Requirement — Go through the listing and return every line with "value" in it.

▬▬▬

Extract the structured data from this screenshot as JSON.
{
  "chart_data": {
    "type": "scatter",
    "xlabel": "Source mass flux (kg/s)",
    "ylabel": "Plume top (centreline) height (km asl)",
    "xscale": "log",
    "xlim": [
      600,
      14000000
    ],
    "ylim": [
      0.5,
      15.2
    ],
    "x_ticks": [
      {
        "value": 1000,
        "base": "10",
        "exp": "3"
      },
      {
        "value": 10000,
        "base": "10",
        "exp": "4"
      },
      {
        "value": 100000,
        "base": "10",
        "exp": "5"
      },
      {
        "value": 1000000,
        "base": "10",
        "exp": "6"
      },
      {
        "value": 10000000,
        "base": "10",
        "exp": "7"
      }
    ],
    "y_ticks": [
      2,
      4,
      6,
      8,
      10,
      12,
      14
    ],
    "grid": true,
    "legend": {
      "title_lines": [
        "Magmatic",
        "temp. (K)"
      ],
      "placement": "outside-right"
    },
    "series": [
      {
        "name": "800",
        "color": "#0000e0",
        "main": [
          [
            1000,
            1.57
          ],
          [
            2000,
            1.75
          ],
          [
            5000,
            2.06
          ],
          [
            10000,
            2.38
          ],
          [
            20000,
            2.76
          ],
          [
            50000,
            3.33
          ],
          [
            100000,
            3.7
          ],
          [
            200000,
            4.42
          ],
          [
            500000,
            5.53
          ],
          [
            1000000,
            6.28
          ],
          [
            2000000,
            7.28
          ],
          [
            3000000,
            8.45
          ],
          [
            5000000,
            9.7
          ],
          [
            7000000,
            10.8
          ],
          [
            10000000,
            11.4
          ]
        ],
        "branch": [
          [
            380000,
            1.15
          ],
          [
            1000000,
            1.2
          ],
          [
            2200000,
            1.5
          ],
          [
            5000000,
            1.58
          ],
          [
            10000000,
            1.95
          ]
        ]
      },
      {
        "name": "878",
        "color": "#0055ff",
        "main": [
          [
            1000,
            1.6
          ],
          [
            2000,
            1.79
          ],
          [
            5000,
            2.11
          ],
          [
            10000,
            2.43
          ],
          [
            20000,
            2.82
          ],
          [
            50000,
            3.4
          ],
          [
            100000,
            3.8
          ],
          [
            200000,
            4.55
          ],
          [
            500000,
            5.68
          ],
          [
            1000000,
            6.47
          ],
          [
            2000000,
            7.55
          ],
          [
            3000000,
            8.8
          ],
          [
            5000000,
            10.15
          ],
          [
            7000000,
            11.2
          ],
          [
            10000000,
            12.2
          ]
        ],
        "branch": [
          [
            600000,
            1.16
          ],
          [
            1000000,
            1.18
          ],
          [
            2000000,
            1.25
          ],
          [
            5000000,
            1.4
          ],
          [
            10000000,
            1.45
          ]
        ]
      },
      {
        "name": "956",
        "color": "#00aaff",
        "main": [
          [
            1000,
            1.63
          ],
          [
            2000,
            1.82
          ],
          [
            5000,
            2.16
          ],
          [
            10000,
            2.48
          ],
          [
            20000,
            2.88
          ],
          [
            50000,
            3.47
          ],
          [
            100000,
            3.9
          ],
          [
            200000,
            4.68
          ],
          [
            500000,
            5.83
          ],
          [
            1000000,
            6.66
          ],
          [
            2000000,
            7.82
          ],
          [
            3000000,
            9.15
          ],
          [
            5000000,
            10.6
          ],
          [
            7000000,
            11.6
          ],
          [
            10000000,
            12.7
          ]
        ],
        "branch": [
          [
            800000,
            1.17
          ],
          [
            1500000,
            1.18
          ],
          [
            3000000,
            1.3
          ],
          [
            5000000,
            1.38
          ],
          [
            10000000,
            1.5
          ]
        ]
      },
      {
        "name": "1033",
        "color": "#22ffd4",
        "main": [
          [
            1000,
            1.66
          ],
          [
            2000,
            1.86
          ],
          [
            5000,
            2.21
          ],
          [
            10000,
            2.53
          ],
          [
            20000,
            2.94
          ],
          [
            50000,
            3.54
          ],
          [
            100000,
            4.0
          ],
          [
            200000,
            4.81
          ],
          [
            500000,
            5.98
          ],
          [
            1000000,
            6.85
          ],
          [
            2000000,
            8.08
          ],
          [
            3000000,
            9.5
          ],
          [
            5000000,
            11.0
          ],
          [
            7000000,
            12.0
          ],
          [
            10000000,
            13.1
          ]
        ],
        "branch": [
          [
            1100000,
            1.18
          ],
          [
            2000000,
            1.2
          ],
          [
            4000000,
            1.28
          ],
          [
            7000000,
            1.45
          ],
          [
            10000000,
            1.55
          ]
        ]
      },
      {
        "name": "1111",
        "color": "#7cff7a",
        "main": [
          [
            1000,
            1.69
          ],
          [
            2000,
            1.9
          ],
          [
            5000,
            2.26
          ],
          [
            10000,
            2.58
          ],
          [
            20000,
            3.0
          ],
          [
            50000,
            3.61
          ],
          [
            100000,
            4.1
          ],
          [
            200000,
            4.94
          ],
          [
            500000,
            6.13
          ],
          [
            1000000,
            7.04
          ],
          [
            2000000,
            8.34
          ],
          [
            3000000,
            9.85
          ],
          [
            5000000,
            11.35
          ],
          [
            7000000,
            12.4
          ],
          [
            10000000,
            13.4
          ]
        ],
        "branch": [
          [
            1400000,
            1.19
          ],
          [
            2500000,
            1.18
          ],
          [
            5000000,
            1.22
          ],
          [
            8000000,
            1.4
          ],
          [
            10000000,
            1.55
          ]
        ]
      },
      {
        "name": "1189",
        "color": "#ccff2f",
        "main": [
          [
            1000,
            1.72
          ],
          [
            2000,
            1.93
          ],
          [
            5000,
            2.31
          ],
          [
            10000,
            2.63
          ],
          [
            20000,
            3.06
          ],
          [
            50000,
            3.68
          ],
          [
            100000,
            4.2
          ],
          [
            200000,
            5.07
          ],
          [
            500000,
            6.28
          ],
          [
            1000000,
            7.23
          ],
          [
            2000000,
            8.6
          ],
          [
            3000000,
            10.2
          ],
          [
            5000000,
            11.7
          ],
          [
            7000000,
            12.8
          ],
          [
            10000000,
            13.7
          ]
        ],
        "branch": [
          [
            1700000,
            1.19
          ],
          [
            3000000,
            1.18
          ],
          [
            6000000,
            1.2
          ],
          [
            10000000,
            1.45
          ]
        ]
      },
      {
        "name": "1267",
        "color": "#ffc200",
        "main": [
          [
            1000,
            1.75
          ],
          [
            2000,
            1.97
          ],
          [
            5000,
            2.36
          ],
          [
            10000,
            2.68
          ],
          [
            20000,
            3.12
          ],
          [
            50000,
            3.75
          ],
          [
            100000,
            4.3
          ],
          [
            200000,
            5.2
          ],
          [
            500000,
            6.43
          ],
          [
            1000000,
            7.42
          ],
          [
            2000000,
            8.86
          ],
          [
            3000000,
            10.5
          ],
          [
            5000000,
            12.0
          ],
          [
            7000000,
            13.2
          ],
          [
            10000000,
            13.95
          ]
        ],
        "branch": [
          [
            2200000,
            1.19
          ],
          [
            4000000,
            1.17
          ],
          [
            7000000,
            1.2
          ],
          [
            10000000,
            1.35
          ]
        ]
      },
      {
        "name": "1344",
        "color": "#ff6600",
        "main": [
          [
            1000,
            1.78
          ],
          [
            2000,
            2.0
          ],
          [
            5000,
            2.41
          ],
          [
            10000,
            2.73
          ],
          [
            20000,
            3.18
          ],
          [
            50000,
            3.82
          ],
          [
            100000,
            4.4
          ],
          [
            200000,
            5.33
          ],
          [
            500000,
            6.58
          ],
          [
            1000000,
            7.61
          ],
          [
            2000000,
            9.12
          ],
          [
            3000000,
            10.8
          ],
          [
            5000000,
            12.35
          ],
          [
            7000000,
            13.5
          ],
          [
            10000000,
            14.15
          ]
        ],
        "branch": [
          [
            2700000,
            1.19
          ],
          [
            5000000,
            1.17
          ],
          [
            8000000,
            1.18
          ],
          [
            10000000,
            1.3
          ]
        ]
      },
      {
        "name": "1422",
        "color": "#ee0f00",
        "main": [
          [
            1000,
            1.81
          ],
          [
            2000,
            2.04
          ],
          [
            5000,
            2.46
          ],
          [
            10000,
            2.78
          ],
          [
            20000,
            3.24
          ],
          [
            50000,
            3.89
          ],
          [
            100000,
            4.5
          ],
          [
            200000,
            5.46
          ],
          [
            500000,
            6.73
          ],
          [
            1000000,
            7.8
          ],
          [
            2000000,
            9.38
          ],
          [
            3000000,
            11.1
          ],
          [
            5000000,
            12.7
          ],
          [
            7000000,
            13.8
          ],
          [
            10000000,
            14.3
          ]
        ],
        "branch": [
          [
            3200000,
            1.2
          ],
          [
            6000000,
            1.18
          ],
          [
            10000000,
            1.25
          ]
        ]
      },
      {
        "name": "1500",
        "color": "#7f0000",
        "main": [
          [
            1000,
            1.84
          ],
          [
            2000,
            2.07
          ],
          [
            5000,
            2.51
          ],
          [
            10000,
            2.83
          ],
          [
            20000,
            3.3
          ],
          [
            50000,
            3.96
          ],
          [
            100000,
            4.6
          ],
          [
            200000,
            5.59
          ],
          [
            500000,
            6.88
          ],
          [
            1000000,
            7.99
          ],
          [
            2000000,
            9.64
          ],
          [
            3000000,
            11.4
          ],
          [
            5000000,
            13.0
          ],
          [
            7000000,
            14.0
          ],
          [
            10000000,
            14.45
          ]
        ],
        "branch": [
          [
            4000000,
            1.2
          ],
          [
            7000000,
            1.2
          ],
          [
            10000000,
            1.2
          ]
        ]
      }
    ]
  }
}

▬▬▬

Written solution —
        "value": 1000,
        "value": 10000,
        "value": 100000,
        "value": 1000000,
        "value": 10000000,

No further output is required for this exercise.